Pictures don't belong in the copy. Set down the lines from the one containing "Output a JSON" through the last line, exactly as they are.

### Input rows
>> begin
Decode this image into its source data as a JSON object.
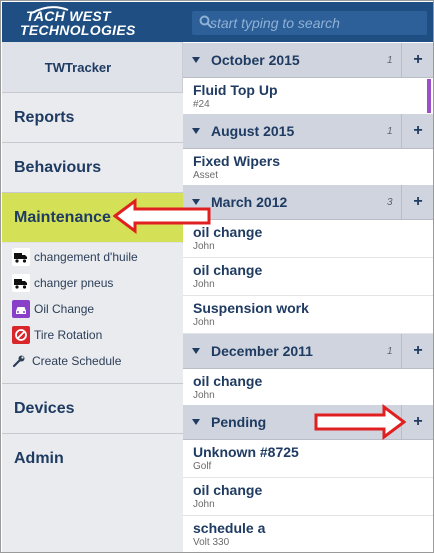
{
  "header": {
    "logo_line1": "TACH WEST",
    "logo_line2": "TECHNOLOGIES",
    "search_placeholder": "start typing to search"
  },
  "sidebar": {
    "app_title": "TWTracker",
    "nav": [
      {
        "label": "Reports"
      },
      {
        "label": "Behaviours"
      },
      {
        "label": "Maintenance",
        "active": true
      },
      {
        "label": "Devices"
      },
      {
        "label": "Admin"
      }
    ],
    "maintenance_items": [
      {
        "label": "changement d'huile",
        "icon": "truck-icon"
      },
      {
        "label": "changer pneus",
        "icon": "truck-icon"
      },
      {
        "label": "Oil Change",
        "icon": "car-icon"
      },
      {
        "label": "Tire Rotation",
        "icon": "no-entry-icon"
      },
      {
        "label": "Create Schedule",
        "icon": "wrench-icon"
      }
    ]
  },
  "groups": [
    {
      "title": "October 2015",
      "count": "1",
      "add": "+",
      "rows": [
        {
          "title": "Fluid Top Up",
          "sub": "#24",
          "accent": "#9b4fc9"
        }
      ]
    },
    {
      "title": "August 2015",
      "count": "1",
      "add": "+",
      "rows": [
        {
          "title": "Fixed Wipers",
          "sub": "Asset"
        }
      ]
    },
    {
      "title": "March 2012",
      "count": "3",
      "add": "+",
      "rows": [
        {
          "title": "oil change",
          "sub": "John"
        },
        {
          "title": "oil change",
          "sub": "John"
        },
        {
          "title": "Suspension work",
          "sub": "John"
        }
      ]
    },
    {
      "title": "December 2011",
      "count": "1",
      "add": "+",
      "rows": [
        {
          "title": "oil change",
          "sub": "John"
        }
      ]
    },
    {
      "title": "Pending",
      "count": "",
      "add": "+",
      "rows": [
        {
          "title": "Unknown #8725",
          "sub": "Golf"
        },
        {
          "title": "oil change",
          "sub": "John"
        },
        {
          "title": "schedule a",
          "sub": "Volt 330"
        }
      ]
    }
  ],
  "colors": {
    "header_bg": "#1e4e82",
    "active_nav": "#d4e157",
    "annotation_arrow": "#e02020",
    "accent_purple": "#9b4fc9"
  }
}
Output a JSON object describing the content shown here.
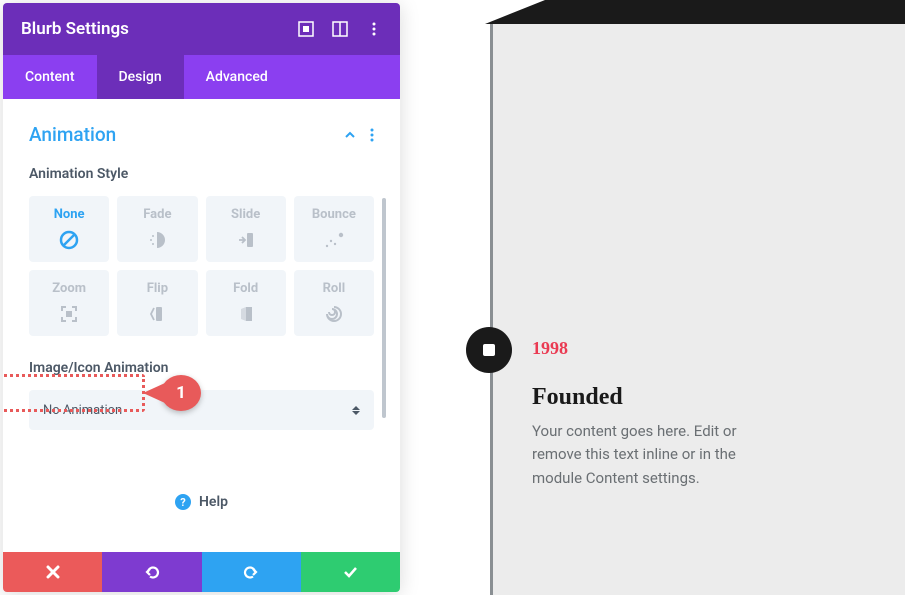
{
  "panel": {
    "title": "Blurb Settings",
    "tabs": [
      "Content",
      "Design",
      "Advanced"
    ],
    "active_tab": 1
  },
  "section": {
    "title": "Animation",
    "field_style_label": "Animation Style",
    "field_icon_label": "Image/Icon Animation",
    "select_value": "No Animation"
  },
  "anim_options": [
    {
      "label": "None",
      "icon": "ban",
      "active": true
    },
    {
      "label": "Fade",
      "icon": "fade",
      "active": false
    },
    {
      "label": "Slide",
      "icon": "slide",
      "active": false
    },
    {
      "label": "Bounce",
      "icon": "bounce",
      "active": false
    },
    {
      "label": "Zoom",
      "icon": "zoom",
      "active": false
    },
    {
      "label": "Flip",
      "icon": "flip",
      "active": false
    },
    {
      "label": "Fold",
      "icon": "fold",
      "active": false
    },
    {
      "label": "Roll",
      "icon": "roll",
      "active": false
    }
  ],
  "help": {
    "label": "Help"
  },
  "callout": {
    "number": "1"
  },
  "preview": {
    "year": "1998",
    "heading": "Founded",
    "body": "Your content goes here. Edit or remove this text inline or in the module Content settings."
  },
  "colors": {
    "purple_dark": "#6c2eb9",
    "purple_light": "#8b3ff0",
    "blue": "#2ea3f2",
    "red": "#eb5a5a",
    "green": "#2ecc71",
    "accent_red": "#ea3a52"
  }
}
>> end
### Final answer
Output a JSON object describing the content shown here.
{
  "panel": {
    "title": "Blurb Settings",
    "tabs": [
      "Content",
      "Design",
      "Advanced"
    ],
    "active_tab": 1
  },
  "section": {
    "title": "Animation",
    "field_style_label": "Animation Style",
    "field_icon_label": "Image/Icon Animation",
    "select_value": "No Animation"
  },
  "anim_options": [
    {
      "label": "None",
      "icon": "ban",
      "active": true
    },
    {
      "label": "Fade",
      "icon": "fade",
      "active": false
    },
    {
      "label": "Slide",
      "icon": "slide",
      "active": false
    },
    {
      "label": "Bounce",
      "icon": "bounce",
      "active": false
    },
    {
      "label": "Zoom",
      "icon": "zoom",
      "active": false
    },
    {
      "label": "Flip",
      "icon": "flip",
      "active": false
    },
    {
      "label": "Fold",
      "icon": "fold",
      "active": false
    },
    {
      "label": "Roll",
      "icon": "roll",
      "active": false
    }
  ],
  "help": {
    "label": "Help"
  },
  "callout": {
    "number": "1"
  },
  "preview": {
    "year": "1998",
    "heading": "Founded",
    "body": "Your content goes here. Edit or remove this text inline or in the module Content settings."
  },
  "colors": {
    "purple_dark": "#6c2eb9",
    "purple_light": "#8b3ff0",
    "blue": "#2ea3f2",
    "red": "#eb5a5a",
    "green": "#2ecc71",
    "accent_red": "#ea3a52"
  }
}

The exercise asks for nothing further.